___ Given data

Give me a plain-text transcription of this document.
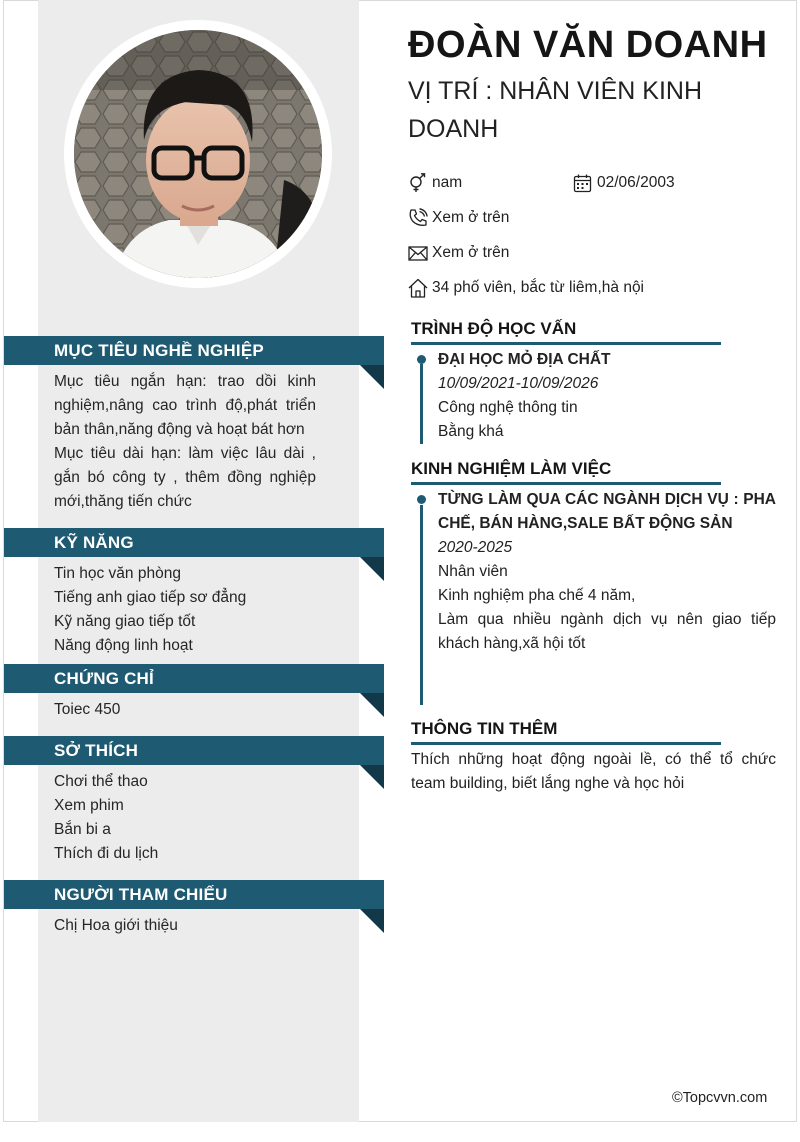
MỤC TIÊU NGHỀ NGHIỆP
Mục tiêu ngắn hạn: trao dồi kinh nghiệm,nâng cao trình độ,phát triển bản thân,năng động và hoạt bát hơn
Mục tiêu dài hạn: làm việc lâu dài , gắn bó công ty , thêm đồng nghiệp mới,thăng tiến chức
KỸ NĂNG
Tin học văn phòng
Tiếng anh giao tiếp sơ đẳng
Kỹ năng giao tiếp tốt
Năng động linh hoạt
CHỨNG CHỈ
Toiec 450
SỞ THÍCH
Chơi thể thao
Xem phim
Bắn bi a
Thích đi du lịch
NGƯỜI THAM CHIẾU
Chị Hoa giới thiệu
ĐOÀN VĂN DOANH
VỊ TRÍ : NHÂN VIÊN KINH DOANH
nam	02/06/2003
Xem ở trên
Xem ở trên
34 phố viên, bắc từ liêm,hà nội
TRÌNH ĐỘ HỌC VẤN
ĐẠI HỌC MỎ ĐỊA CHẤT
10/09/2021-10/09/2026
Công nghệ thông tin
Bằng khá
KINH NGHIỆM LÀM VIỆC
TỪNG LÀM QUA CÁC NGÀNH DỊCH VỤ : PHA CHẾ, BÁN HÀNG,SALE BẤT ĐỘNG SẢN
2020-2025
Nhân viên
Kinh nghiệm pha chế 4 năm,
Làm qua nhiều ngành dịch vụ nên giao tiếp khách hàng,xã hội tốt
THÔNG TIN THÊM
Thích những hoạt động ngoài lề, có thể tổ chức team building, biết lắng nghe và học hỏi
©Topcvvn.com
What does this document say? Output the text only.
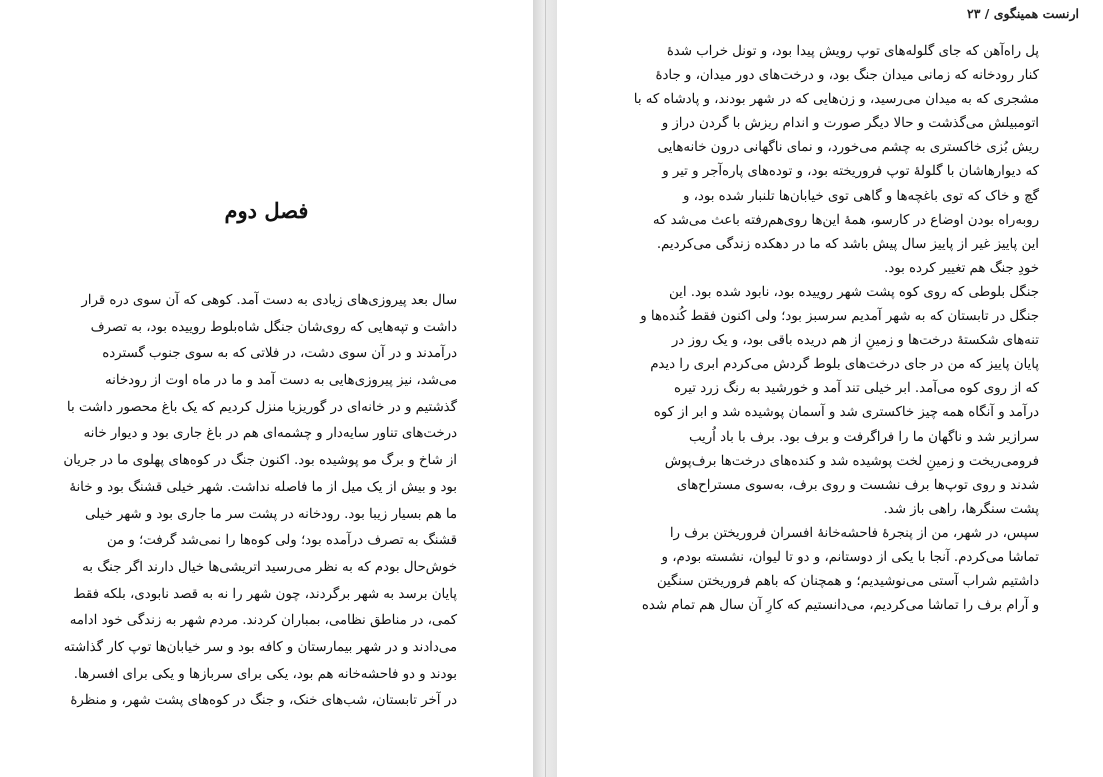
فصل دوم

سال بعد پیروزی‌های زیادی به دست آمد. کوهی که آن سوی دره قرار

داشت و تپه‌هایی که روی‌شان جنگل شاه‌بلوط روییده بود، به تصرف

درآمدند و در آن سوی دشت، در فلاتی که به سوی جنوب گسترده

می‌شد، نیز پیروزی‌هایی به دست آمد و ما در ماه اوت از رودخانه

گذشتیم و در خانه‌ای در گوریزیا منزل کردیم که یک باغ محصور داشت با

درخت‌های تناور سایه‌دار و چشمه‌ای هم در باغ جاری بود و دیوار خانه

از شاخ و برگ مو پوشیده بود. اکنون جنگ در کوه‌های پهلوی ما در جریان

بود و بیش از یک میل از ما فاصله نداشت. شهر خیلی قشنگ بود و خانهٔ

ما هم بسیار زیبا بود. رودخانه در پشت سر ما جاری بود و شهر خیلی

قشنگ به تصرف درآمده بود؛ ولی کوه‌ها را نمی‌شد گرفت؛ و من

خوش‌حال بودم که به نظر می‌رسید اتریشی‌ها خیال دارند اگر جنگ به

پایان برسد به شهر برگردند، چون شهر را نه به قصد نابودی، بلکه فقط

کمی، در مناطق نظامی، بمباران کردند. مردم شهر به زندگی خود ادامه

می‌دادند و در شهر بیمارستان و کافه بود و سر خیابان‌ها توپ کار گذاشته

بودند و دو فاحشه‌خانه هم بود، یکی برای سربازها و یکی برای افسرها.

در آخر تابستان، شب‌های خنک، و جنگ در کوه‌های پشت شهر، و منظرهٔ

ارنست همینگوی / ۲۳

پل راه‌آهن که جای گلوله‌های توپ رویش پیدا بود، و تونل خراب شدهٔ

کنار رودخانه که زمانی میدان جنگ بود، و درخت‌های دور میدان، و جادهٔ

مشجری که به میدان می‌رسید، و زن‌هایی که در شهر بودند، و پادشاه که با

اتومبیلش می‌گذشت و حالا دیگر صورت و اندام ریزش با گردن دراز و

ریش بُزی خاکستری به چشم می‌خورد، و نمای ناگهانی درون خانه‌هایی

که دیوارهاشان با گلولهٔ توپ فروریخته بود، و توده‌های پاره‌آجر و تیر و

گچ و خاک که توی باغچه‌ها و گاهی توی خیابان‌ها تلنبار شده بود، و

روبه‌راه بودن اوضاع در کارسو، همهٔ این‌ها روی‌هم‌رفته باعث می‌شد که

این پاییز غیر از پاییز سال پیش باشد که ما در دهکده زندگی می‌کردیم.

خودِ جنگ هم تغییر کرده بود.

جنگل بلوطی که روی کوه پشت شهر روییده بود، نابود شده بود. این

جنگل در تابستان که به شهر آمدیم سرسبز بود؛ ولی اکنون فقط کُنده‌ها و

تنه‌های شکستهٔ درخت‌ها و زمینِ از هم دریده باقی بود، و یک روز در

پایان پاییز که من در جای درخت‌های بلوط گردش می‌کردم ابری را دیدم

که از روی کوه می‌آمد. ابر خیلی تند آمد و خورشید به رنگ زرد تیره

درآمد و آنگاه همه چیز خاکستری شد و آسمان پوشیده شد و ابر از کوه

سرازیر شد و ناگهان ما را فراگرفت و برف بود. برف با باد اُریب

فرومی‌ریخت و زمینِ لخت پوشیده شد و کنده‌های درخت‌ها برف‌پوش

شدند و روی توپ‌ها برف نشست و روی برف، به‌سوی مستراح‌های

پشت سنگرها، راهی باز شد.

سپس، در شهر، من از پنجرهٔ فاحشه‌خانهٔ افسران فروریختن برف را

تماشا می‌کردم. آنجا با یکی از دوستانم، و دو تا لیوان، نشسته بودم، و

داشتیم شراب آستی می‌نوشیدیم؛ و همچنان که باهم فروریختن سنگین

و آرام برف را تماشا می‌کردیم، می‌دانستیم که کارِ آن سال هم تمام شده
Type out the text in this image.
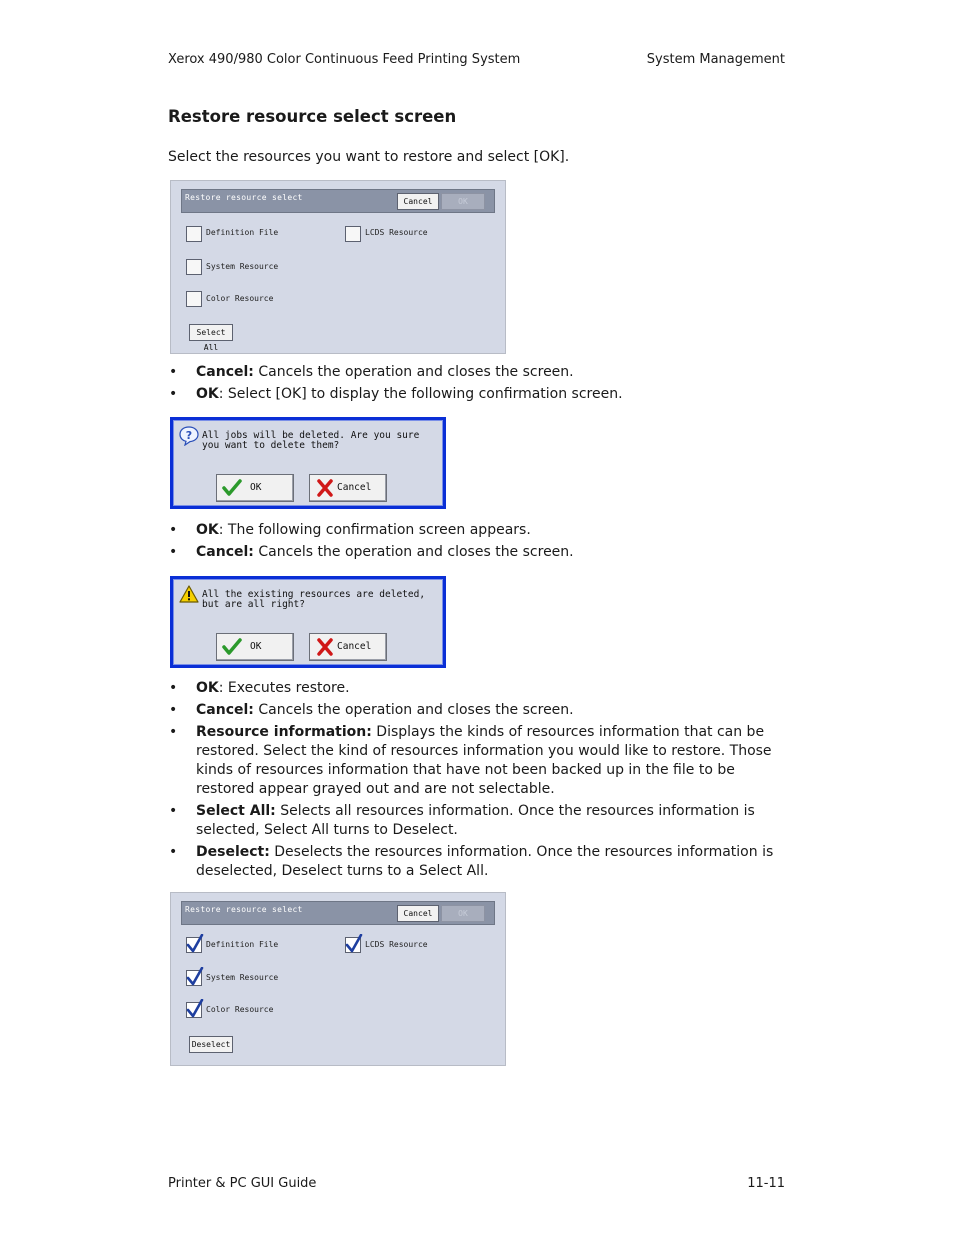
Xerox 490/980 Color Continuous Feed Printing System	System Management
Restore resource select screen
Select the resources you want to restore and select [OK].
Restore resource select	Cancel	OK
Definition File	LCDS Resource
System Resource
Color Resource
Select All
• Cancel: Cancels the operation and closes the screen.
• OK: Select [OK] to display the following confirmation screen.
? All jobs will be deleted. Are you sure
you want to delete them?
OK	Cancel
• OK: The following confirmation screen appears.
• Cancel: Cancels the operation and closes the screen.
All the existing resources are deleted,
but are all right?
OK	Cancel
• OK: Executes restore.
• Cancel: Cancels the operation and closes the screen.
• Resource information: Displays the kinds of resources information that can be restored. Select the kind of resources information you would like to restore. Those kinds of resources information that have not been backed up in the file to be restored appear grayed out and are not selectable.
• Select All: Selects all resources information. Once the resources information is selected, Select All turns to Deselect.
• Deselect: Deselects the resources information. Once the resources information is deselected, Deselect turns to a Select All.
Restore resource select	Cancel	OK
Definition File	LCDS Resource
System Resource
Color Resource
Deselect
Printer & PC GUI Guide	11-11
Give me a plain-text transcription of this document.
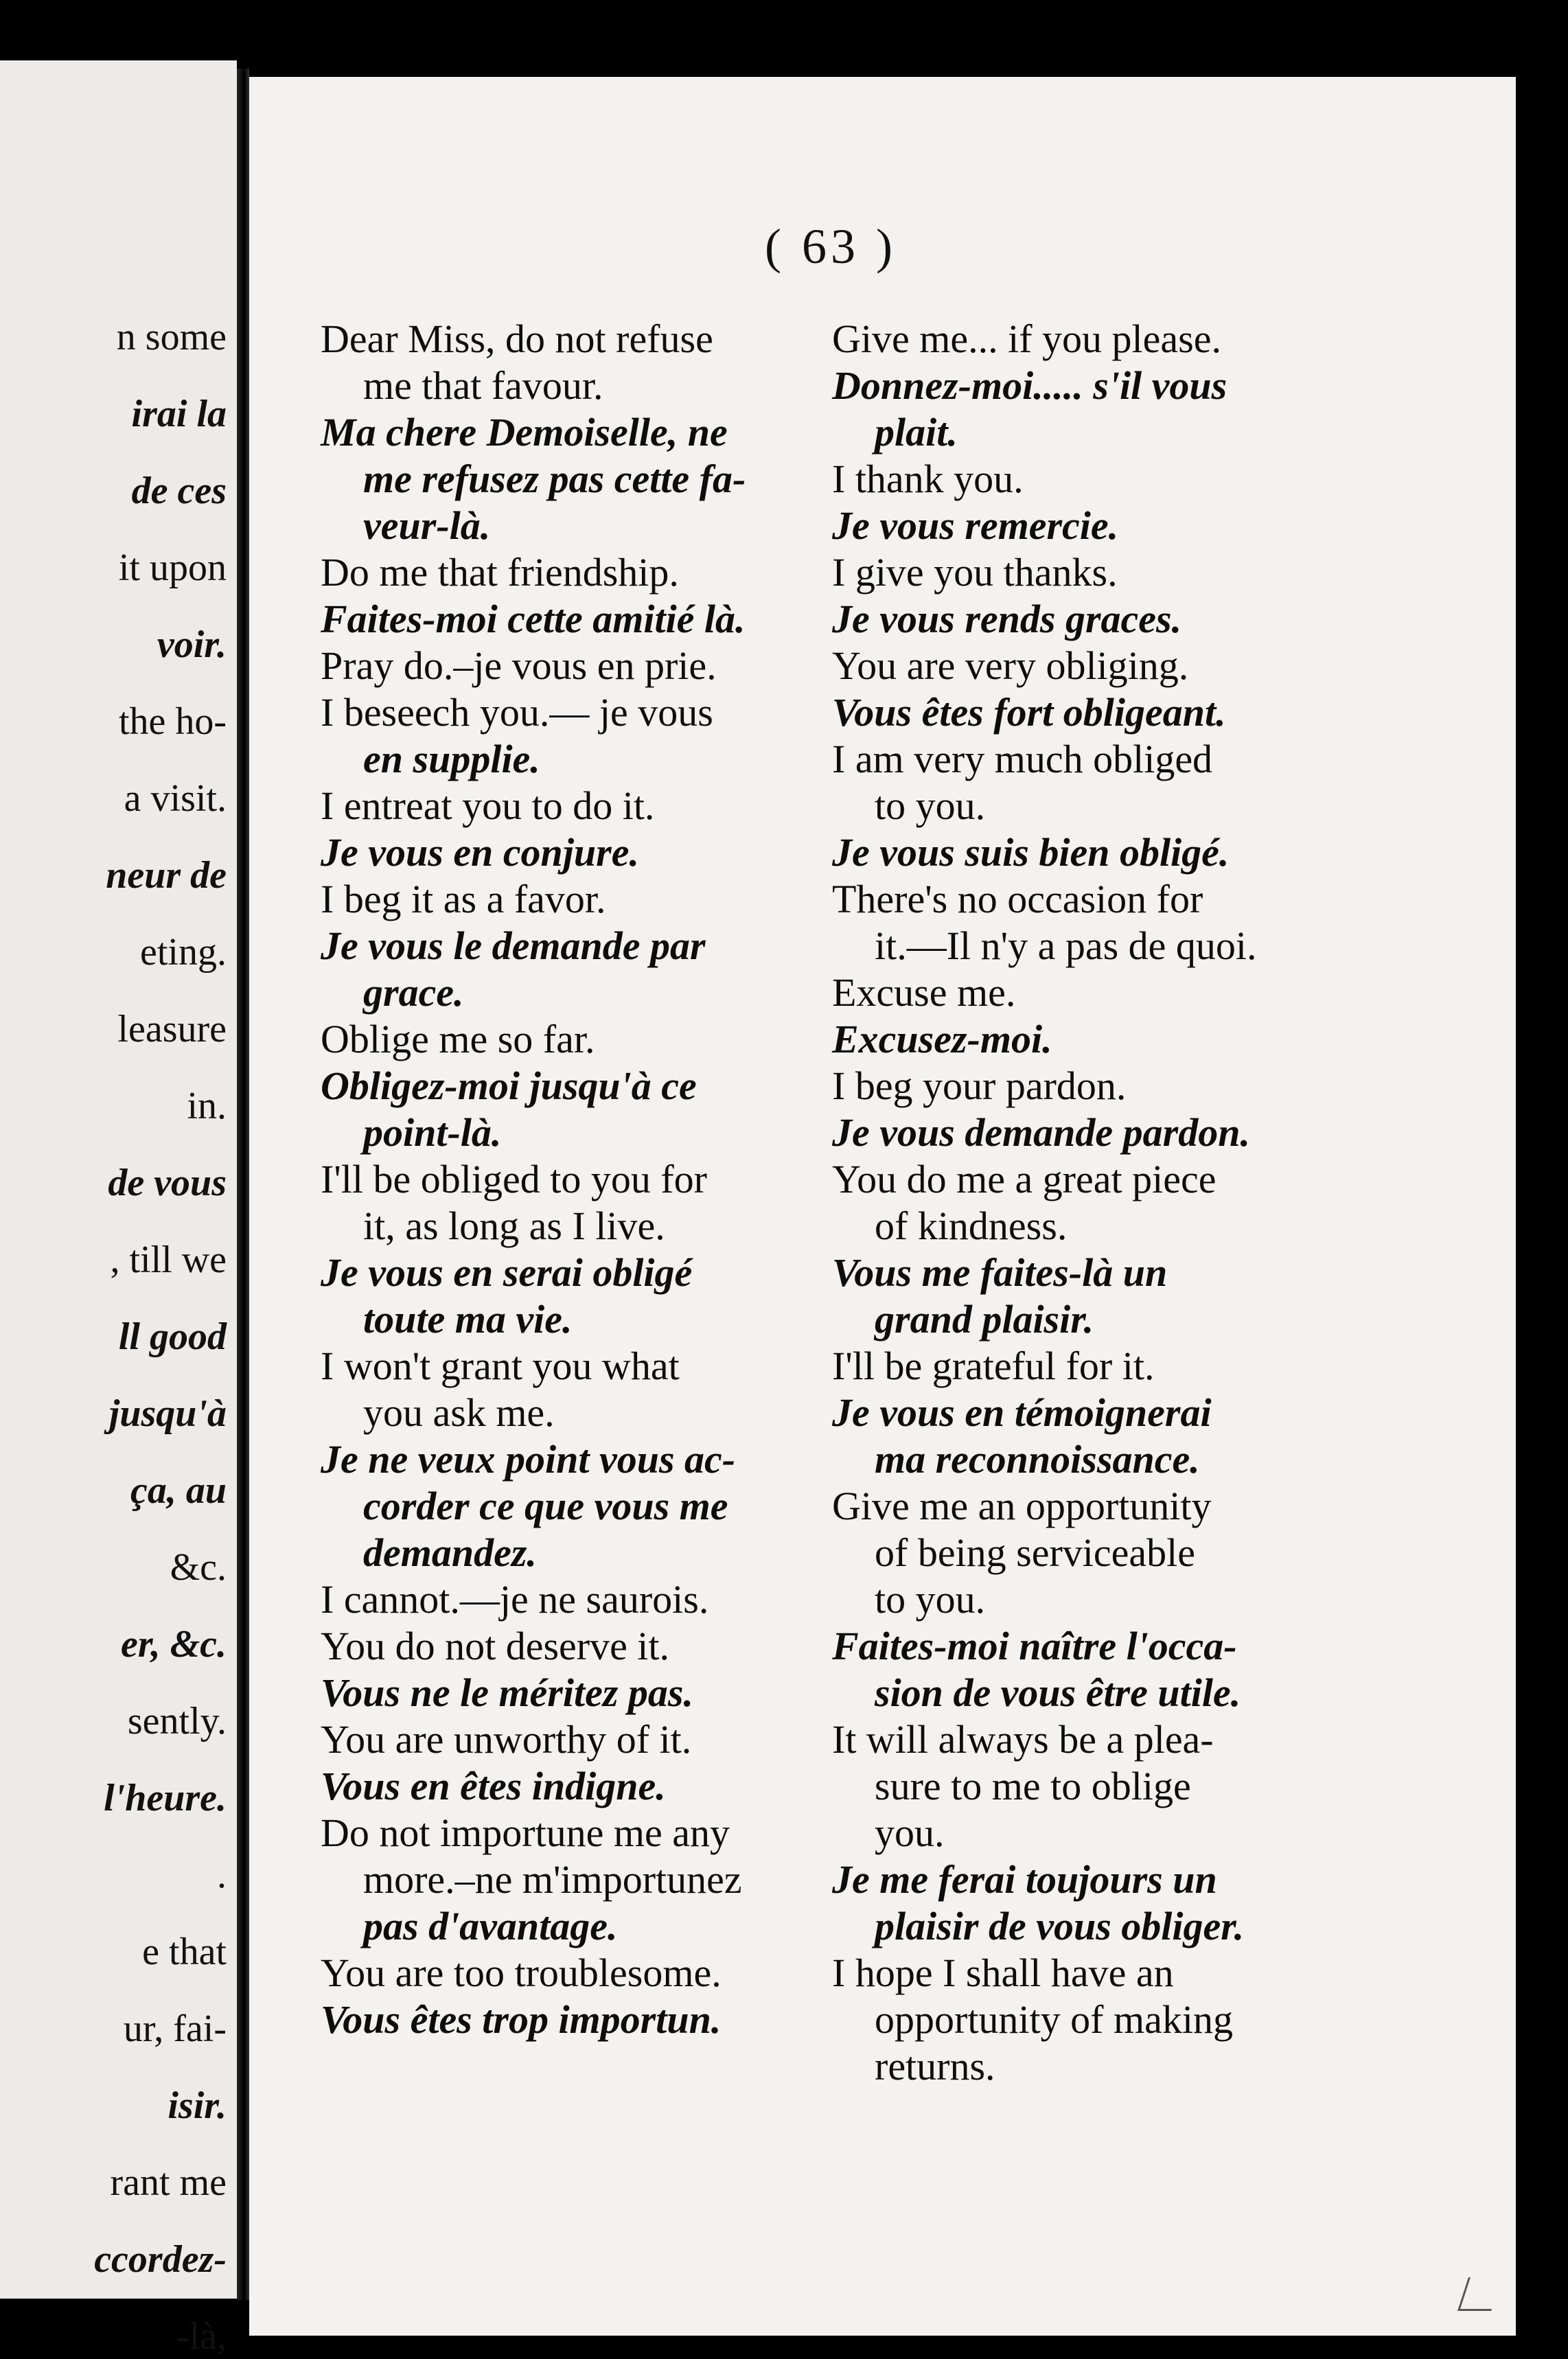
n some
irai la
de ces
it upon
voir.
the ho-
a visit.
neur de
eting.
leasure
in.
de vous
, till we
ll good
jusqu'à
ça, au
&c.
er, &c.
sently.
l'heure.
.
e that
ur, fai-
isir.
rant me
ccordez-
-là,
( 63 )
Dear Miss, do not refuse
me that favour.
Ma chere Demoiselle, ne
me refusez pas cette fa-
veur-là.
Do me that friendship.
Faites-moi cette amitié là.
Pray do.–je vous en prie.
I beseech you.— je vous
en supplie.
I entreat you to do it.
Je vous en conjure.
I beg it as a favor.
Je vous le demande par
grace.
Oblige me so far.
Obligez-moi jusqu'à ce
point-là.
I'll be obliged to you for
it, as long as I live.
Je vous en serai obligé
toute ma vie.
I won't grant you what
you ask me.
Je ne veux point vous ac-
corder ce que vous me
demandez.
I cannot.—je ne saurois.
You do not deserve it.
Vous ne le méritez pas.
You are unworthy of it.
Vous en êtes indigne.
Do not importune me any
more.–ne m'importunez
pas d'avantage.
You are too troublesome.
Vous êtes trop importun.
Give me... if you please.
Donnez-moi..... s'il vous
plait.
I thank you.
Je vous remercie.
I give you thanks.
Je vous rends graces.
You are very obliging.
Vous êtes fort obligeant.
I am very much obliged
to you.
Je vous suis bien obligé.
There's no occasion for
it.—Il n'y a pas de quoi.
Excuse me.
Excusez-moi.
I beg your pardon.
Je vous demande pardon.
You do me a great piece
of kindness.
Vous me faites-là un
grand plaisir.
I'll be grateful for it.
Je vous en témoignerai
ma reconnoissance.
Give me an opportunity
of being serviceable
to you.
Faites-moi naître l'occa-
sion de vous être utile.
It will always be a plea-
sure to me to oblige
you.
Je me ferai toujours un
plaisir de vous obliger.
I hope I shall have an
opportunity of making
returns.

______

Only the number is wanted: how many lines of the material contain the word "بودم"?

» Answer to this exercise: 2